## START

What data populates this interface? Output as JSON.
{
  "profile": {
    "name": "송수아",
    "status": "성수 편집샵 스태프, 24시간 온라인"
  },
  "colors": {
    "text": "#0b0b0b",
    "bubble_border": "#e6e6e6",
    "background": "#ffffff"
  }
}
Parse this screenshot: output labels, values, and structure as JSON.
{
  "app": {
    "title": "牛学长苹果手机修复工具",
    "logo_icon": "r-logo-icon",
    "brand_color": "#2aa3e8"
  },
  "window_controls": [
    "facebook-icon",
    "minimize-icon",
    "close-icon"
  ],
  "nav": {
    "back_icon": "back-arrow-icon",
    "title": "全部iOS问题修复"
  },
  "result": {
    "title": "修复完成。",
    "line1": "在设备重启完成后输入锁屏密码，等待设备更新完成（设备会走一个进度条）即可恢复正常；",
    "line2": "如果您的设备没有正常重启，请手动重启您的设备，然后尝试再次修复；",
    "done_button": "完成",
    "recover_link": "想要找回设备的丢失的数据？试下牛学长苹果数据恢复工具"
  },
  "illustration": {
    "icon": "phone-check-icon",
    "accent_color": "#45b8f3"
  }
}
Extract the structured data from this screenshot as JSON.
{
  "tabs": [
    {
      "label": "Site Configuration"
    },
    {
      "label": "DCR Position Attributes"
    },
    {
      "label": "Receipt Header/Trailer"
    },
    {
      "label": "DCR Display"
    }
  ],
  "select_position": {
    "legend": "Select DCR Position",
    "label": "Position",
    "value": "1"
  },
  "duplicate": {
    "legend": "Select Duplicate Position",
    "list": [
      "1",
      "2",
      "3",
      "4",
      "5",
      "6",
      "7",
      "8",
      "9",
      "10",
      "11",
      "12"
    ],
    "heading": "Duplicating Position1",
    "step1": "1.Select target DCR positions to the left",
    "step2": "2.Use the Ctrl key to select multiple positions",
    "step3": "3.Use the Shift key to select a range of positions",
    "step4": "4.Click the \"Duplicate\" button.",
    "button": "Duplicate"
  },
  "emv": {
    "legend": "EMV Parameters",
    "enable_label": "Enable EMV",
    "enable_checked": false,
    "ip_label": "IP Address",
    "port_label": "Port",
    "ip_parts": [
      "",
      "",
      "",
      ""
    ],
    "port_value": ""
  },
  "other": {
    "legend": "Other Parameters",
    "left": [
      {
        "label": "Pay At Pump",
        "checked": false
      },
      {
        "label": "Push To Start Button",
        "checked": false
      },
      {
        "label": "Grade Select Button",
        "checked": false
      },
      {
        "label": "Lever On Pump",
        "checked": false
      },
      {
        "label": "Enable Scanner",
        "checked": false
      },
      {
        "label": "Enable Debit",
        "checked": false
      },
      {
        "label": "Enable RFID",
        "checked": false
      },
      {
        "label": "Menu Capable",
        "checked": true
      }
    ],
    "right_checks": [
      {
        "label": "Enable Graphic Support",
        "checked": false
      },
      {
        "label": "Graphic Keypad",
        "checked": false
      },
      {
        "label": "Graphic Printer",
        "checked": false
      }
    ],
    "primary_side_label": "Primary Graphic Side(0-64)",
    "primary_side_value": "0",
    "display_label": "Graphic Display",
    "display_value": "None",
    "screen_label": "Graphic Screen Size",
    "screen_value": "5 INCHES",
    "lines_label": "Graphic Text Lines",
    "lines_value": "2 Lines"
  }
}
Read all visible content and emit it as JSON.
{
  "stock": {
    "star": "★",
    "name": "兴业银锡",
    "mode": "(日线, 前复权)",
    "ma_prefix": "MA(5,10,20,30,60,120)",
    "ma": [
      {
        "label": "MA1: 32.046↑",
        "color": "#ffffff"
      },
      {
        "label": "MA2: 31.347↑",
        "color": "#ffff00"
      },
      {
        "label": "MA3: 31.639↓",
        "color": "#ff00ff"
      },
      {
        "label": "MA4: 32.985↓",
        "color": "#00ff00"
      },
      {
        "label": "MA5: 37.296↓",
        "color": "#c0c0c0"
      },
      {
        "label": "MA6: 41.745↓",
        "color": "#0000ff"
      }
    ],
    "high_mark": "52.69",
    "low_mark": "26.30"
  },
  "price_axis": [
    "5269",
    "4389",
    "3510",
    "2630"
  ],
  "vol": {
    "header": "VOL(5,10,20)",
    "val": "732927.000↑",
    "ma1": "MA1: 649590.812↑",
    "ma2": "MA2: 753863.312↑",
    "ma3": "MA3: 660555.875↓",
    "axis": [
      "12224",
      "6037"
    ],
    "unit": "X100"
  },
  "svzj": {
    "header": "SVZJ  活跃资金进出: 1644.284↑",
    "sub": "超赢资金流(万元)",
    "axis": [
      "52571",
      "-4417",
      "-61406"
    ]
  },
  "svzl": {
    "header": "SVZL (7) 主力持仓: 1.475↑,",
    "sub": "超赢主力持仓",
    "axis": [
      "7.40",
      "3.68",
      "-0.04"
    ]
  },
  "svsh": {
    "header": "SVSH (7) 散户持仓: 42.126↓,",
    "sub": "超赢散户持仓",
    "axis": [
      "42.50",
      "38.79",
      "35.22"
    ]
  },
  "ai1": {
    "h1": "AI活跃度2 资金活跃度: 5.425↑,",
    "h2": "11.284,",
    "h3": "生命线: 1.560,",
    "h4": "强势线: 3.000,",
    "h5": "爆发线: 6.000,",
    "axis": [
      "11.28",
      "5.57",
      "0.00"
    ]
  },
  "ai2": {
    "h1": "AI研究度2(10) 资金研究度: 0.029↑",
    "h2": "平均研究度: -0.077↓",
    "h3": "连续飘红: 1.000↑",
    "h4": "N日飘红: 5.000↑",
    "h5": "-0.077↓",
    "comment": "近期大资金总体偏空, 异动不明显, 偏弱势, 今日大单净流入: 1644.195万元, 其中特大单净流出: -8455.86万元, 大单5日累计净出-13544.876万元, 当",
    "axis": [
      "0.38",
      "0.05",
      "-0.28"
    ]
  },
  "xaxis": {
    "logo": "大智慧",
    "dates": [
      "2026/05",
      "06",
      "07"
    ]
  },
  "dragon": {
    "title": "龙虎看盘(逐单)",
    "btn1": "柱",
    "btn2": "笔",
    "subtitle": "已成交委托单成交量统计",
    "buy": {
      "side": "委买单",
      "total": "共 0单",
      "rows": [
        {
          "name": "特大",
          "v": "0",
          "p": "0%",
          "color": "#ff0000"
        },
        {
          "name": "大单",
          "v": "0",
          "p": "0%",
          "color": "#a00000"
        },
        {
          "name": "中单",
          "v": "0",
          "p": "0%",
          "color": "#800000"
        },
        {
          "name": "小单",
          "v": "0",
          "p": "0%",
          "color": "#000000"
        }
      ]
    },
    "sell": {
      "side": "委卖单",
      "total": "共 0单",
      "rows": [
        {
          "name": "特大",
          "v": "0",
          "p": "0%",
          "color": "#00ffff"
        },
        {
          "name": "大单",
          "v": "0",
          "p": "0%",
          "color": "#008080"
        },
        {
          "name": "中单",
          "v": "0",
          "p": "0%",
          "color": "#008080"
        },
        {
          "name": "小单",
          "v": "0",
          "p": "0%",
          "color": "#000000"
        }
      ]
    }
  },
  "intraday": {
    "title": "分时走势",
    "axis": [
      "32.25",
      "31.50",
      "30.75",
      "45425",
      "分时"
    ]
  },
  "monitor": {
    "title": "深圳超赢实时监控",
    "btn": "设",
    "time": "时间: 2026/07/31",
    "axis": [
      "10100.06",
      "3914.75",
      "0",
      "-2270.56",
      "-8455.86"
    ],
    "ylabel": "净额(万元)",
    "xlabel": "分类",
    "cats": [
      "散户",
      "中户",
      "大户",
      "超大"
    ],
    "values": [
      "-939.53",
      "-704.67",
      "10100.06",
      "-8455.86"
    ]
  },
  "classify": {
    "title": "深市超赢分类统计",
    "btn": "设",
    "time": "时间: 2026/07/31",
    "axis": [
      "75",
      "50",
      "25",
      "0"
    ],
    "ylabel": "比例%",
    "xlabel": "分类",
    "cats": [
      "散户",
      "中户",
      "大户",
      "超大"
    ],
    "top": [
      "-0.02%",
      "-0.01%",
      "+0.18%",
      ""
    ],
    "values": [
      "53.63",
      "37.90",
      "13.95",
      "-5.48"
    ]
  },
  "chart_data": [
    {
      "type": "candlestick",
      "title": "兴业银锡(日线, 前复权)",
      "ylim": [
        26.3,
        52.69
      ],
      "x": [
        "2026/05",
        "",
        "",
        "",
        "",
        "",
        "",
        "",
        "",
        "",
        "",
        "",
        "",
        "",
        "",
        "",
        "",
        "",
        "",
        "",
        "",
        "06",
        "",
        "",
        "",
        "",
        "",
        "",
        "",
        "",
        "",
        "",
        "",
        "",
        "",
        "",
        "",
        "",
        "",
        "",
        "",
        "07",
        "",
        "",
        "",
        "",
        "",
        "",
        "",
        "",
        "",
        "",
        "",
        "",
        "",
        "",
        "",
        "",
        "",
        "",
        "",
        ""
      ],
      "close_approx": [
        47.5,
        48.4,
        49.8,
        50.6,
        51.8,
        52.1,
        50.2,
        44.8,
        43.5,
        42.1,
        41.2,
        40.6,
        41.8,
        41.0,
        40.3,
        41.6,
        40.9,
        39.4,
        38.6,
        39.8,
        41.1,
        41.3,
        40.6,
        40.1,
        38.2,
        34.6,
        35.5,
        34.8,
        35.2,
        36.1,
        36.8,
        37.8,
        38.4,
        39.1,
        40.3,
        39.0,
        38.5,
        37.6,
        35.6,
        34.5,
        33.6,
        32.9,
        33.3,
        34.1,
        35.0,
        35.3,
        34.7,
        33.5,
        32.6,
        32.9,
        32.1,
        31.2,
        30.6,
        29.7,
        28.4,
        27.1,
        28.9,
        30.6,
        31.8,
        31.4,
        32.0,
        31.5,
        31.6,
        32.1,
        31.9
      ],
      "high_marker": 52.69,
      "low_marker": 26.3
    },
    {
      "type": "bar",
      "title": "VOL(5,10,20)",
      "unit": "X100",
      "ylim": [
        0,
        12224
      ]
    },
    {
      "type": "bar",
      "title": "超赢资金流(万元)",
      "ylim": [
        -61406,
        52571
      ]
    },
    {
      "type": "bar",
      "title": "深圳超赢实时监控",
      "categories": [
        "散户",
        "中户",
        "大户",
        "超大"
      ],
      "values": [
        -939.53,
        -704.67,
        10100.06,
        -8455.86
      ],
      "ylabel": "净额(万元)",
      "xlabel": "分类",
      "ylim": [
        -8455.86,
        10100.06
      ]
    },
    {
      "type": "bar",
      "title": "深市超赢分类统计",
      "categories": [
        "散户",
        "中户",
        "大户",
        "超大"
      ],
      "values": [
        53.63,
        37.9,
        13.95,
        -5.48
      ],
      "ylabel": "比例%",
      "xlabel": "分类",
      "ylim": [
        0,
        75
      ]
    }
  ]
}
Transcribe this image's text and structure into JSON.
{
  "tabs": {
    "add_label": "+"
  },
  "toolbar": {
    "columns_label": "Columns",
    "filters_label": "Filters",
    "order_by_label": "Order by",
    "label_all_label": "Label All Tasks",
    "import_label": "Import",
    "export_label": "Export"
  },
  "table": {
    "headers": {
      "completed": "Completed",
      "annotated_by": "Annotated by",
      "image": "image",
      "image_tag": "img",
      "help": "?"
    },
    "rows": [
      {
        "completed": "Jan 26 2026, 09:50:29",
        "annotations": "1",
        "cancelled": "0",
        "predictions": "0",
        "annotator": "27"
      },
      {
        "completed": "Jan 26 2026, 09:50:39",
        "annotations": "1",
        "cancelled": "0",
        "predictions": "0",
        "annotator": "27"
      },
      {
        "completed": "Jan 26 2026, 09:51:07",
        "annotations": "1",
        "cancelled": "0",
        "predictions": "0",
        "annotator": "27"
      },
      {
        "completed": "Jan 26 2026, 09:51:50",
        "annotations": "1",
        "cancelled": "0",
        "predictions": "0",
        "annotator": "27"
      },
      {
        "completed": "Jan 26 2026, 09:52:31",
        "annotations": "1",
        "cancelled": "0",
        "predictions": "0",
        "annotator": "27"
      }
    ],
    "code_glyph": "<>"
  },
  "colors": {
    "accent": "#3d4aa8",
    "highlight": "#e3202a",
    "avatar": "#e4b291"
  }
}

## END

Exercise description:
Provide the count, and nothing else, of lines in the data above where the word "JSON" occurs.

Result below:
5